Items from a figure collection

# # # #

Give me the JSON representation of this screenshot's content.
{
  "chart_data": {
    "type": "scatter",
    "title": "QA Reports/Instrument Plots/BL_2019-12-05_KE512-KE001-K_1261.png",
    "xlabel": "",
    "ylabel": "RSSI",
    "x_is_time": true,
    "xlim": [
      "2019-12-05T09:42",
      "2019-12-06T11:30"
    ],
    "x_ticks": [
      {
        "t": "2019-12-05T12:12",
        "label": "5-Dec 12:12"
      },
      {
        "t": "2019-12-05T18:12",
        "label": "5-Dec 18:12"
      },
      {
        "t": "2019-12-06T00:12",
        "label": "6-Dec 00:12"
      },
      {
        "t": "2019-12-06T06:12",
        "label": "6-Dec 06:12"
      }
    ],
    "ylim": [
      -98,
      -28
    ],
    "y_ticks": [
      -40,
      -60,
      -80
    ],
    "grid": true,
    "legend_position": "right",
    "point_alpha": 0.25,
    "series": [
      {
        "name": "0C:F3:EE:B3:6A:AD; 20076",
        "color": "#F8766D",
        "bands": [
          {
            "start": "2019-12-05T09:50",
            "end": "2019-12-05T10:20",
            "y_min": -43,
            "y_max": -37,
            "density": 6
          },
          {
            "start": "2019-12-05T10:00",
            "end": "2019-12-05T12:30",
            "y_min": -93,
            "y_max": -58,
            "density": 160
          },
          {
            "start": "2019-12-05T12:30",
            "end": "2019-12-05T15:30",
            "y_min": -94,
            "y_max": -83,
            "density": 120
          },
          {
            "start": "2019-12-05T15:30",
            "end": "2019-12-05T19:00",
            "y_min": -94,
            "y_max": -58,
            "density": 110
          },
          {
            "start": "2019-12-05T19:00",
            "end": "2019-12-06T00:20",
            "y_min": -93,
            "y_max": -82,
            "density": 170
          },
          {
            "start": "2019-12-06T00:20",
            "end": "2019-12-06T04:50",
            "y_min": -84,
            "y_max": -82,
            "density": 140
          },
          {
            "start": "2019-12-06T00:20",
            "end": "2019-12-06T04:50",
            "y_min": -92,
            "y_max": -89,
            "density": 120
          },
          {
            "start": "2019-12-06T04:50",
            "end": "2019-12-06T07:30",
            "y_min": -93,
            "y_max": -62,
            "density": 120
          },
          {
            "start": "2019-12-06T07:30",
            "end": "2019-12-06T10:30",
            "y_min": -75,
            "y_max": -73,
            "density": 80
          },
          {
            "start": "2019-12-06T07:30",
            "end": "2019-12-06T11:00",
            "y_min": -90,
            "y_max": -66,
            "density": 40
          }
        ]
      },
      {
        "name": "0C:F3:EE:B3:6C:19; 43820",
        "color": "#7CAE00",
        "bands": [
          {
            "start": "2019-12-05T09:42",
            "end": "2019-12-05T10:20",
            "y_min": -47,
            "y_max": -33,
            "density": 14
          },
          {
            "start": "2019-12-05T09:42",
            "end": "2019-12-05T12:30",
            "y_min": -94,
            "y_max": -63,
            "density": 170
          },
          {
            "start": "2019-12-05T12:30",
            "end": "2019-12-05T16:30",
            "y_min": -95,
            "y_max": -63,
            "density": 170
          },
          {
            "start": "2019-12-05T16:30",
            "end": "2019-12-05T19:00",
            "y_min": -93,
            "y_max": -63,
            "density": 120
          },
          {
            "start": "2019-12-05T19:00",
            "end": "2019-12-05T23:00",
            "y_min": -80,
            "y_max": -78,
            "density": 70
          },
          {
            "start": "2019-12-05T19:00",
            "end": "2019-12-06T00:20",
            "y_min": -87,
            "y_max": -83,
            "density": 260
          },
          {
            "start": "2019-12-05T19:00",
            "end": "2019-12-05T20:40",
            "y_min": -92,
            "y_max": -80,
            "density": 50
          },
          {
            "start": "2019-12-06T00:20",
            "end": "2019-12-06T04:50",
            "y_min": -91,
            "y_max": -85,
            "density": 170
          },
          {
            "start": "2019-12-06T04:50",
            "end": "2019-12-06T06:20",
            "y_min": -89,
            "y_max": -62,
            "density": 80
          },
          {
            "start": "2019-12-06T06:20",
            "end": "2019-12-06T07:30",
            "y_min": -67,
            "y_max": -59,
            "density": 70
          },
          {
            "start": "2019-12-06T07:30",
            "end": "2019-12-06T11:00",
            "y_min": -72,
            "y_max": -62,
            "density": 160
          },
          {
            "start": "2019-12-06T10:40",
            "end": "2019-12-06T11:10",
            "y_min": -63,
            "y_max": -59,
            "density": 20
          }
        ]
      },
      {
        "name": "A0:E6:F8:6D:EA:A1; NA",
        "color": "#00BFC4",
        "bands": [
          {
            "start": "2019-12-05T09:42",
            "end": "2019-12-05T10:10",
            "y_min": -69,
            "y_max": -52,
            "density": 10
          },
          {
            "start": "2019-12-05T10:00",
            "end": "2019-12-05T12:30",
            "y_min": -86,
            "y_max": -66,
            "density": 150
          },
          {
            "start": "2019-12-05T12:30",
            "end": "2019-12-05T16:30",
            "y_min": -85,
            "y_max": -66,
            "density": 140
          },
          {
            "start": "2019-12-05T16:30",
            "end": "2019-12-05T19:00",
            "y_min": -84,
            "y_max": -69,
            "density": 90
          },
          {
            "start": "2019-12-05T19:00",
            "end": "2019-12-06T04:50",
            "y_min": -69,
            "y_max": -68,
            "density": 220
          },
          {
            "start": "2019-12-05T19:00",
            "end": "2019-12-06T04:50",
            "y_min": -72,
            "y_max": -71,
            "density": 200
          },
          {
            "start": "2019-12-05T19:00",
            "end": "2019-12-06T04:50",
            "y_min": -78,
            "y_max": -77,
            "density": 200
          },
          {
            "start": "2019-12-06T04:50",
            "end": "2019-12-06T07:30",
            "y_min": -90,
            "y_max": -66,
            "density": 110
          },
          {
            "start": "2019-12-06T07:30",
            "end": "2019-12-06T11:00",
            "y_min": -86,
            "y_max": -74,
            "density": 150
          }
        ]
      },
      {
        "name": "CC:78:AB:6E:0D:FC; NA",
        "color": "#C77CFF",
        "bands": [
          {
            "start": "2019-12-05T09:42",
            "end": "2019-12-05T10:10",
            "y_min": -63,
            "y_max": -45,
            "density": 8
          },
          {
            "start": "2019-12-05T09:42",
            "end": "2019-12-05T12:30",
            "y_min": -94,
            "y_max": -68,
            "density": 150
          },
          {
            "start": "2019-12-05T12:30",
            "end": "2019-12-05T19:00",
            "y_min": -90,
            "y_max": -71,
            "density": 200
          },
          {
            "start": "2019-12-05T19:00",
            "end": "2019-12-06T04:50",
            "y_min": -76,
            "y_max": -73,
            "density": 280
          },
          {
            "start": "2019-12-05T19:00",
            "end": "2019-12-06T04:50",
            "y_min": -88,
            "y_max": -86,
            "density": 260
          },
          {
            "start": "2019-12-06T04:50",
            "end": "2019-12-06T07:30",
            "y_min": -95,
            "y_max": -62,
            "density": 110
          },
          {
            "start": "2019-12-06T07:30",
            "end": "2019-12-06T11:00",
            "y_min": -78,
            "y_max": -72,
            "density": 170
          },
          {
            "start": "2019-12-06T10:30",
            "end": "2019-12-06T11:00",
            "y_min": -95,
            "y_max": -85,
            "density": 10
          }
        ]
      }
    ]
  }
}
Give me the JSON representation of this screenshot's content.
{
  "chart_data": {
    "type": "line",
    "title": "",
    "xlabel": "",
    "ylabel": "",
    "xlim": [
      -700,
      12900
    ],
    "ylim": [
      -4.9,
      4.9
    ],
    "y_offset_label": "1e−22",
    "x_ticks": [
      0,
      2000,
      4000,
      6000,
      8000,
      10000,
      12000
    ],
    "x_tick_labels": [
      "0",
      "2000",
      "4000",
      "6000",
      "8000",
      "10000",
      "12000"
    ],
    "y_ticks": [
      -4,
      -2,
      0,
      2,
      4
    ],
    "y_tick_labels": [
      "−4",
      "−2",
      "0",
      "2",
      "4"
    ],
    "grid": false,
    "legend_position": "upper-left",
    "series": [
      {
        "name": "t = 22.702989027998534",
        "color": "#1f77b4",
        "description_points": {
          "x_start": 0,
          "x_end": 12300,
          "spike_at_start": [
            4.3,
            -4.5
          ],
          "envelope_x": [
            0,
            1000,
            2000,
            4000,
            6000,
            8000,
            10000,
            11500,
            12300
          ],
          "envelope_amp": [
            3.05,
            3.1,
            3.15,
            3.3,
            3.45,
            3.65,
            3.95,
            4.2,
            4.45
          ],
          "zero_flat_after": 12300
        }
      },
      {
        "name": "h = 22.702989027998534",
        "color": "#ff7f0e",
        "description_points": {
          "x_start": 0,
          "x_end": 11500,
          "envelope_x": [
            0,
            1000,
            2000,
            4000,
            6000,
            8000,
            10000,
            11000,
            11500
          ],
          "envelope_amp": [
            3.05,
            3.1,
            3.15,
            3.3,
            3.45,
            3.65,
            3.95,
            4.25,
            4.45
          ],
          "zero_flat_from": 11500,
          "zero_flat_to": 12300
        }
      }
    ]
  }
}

# # # #

Your task => Copy each line of the data above that holds "color".

Exercise response =>
        "color": "#F8766D",
        "color": "#7CAE00",
        "color": "#00BFC4",
        "color": "#C77CFF",
        "color": "#1f77b4",
        "color": "#ff7f0e",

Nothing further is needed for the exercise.